DIRECTIONS FOR THIS TASK: Your answer should be one number: how many lines of the data include the string "color"?

Start

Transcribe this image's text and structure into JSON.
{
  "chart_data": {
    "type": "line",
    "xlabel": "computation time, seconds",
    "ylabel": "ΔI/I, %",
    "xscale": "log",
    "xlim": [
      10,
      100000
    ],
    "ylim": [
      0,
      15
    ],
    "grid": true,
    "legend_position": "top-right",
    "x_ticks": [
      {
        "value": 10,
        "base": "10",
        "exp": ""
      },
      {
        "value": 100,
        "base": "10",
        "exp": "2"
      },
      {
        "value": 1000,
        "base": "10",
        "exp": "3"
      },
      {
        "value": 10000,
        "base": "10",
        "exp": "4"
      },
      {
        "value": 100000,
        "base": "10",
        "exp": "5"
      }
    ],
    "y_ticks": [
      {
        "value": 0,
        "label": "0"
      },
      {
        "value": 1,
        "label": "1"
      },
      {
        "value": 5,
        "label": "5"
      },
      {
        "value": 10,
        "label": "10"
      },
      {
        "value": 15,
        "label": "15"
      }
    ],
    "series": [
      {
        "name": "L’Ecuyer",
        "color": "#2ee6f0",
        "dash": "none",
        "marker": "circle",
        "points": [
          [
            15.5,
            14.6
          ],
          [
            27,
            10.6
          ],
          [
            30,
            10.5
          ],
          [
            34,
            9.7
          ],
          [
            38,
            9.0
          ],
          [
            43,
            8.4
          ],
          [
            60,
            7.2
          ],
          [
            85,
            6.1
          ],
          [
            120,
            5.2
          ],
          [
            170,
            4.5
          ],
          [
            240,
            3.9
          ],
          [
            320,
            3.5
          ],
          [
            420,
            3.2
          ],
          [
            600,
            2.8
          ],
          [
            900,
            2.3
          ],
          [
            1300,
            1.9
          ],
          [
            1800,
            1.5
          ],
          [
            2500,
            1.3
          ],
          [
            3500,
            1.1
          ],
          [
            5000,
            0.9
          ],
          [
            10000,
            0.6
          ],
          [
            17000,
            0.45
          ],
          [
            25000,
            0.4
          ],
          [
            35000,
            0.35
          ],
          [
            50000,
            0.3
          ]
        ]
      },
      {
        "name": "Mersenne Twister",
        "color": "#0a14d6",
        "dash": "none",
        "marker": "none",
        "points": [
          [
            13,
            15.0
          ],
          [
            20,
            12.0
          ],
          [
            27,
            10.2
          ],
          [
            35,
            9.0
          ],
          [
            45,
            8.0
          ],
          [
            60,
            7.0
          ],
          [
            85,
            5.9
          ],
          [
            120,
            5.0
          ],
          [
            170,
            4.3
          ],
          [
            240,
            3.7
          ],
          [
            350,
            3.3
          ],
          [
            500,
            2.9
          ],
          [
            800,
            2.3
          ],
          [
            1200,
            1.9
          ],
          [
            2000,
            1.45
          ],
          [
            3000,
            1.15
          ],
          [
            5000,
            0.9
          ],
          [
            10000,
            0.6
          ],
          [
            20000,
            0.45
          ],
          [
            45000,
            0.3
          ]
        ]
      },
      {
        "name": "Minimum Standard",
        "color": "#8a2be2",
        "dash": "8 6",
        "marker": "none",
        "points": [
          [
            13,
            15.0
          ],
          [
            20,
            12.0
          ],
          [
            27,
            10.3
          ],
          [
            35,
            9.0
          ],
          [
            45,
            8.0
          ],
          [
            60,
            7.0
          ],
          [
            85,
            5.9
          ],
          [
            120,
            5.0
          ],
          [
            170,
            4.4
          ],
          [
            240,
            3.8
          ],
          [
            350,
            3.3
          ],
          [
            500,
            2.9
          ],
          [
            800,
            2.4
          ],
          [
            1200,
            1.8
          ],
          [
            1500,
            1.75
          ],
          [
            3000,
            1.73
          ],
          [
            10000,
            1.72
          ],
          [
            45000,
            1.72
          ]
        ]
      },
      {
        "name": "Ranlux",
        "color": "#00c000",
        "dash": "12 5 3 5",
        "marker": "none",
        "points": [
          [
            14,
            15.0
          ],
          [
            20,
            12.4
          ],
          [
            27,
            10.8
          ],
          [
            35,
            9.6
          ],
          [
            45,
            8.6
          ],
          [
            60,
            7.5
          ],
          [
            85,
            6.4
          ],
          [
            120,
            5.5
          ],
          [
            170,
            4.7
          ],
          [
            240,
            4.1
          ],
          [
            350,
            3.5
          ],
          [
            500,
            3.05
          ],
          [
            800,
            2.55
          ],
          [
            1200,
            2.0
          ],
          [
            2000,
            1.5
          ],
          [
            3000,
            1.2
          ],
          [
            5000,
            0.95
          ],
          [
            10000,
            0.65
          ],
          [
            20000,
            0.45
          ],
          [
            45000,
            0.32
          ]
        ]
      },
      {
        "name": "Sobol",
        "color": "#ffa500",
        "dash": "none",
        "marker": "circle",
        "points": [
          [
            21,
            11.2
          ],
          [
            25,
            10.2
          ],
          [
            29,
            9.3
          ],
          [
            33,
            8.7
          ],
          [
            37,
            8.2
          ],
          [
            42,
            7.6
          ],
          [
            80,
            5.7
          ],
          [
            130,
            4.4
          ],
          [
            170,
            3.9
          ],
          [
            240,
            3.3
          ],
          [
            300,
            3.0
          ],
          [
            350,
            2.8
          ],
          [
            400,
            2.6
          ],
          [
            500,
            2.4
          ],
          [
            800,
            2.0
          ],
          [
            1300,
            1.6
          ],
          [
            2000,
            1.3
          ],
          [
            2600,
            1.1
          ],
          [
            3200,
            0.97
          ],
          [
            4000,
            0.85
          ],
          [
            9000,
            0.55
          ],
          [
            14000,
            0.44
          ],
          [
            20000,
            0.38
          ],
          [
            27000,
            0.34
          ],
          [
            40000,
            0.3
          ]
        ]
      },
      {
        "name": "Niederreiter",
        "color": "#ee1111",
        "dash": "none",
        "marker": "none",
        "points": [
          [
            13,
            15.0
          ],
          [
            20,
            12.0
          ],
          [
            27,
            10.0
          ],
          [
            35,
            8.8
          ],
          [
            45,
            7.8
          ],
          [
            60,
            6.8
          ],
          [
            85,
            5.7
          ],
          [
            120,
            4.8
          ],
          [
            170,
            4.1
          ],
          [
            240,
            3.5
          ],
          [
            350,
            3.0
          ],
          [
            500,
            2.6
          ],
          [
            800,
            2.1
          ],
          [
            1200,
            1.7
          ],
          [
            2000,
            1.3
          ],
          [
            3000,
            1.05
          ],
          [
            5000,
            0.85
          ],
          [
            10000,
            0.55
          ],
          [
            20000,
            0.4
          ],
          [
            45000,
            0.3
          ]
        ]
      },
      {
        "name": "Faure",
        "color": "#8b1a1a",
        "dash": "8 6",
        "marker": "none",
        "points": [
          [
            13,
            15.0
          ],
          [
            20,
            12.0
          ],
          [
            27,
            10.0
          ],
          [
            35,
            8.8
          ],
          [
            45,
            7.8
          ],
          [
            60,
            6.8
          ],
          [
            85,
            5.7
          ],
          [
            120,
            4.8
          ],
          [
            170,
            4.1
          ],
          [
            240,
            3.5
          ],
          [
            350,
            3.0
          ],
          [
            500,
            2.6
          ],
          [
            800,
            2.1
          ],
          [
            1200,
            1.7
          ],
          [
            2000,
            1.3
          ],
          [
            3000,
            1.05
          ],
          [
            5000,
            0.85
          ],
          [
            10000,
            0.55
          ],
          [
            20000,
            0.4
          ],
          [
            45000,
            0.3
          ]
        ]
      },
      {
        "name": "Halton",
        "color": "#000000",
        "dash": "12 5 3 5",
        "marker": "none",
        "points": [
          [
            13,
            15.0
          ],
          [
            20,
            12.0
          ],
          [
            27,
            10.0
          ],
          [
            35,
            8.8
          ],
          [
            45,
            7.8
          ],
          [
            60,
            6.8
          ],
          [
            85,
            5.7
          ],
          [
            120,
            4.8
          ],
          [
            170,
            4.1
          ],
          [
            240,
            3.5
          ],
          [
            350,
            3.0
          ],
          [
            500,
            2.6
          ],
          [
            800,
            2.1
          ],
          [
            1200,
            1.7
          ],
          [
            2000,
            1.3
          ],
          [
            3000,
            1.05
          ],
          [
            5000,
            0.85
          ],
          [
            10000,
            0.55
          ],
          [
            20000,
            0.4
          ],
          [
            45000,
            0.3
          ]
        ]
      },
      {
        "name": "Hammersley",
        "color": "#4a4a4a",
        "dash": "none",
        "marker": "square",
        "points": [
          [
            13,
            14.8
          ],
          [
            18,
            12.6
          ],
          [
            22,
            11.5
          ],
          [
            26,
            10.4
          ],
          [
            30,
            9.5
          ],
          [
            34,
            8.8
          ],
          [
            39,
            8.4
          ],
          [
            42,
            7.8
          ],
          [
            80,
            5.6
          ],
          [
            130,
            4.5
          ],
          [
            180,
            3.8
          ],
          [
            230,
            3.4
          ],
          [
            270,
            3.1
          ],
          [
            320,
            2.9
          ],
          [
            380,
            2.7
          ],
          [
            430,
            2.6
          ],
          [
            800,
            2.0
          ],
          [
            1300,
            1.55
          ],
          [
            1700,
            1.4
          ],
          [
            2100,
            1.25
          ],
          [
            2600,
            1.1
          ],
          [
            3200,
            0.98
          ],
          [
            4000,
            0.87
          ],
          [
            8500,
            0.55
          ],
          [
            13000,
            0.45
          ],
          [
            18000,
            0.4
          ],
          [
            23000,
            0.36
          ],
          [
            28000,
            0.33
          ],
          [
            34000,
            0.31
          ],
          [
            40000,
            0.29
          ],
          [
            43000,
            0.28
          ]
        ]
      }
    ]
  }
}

End

SOLUTION BELOW: 9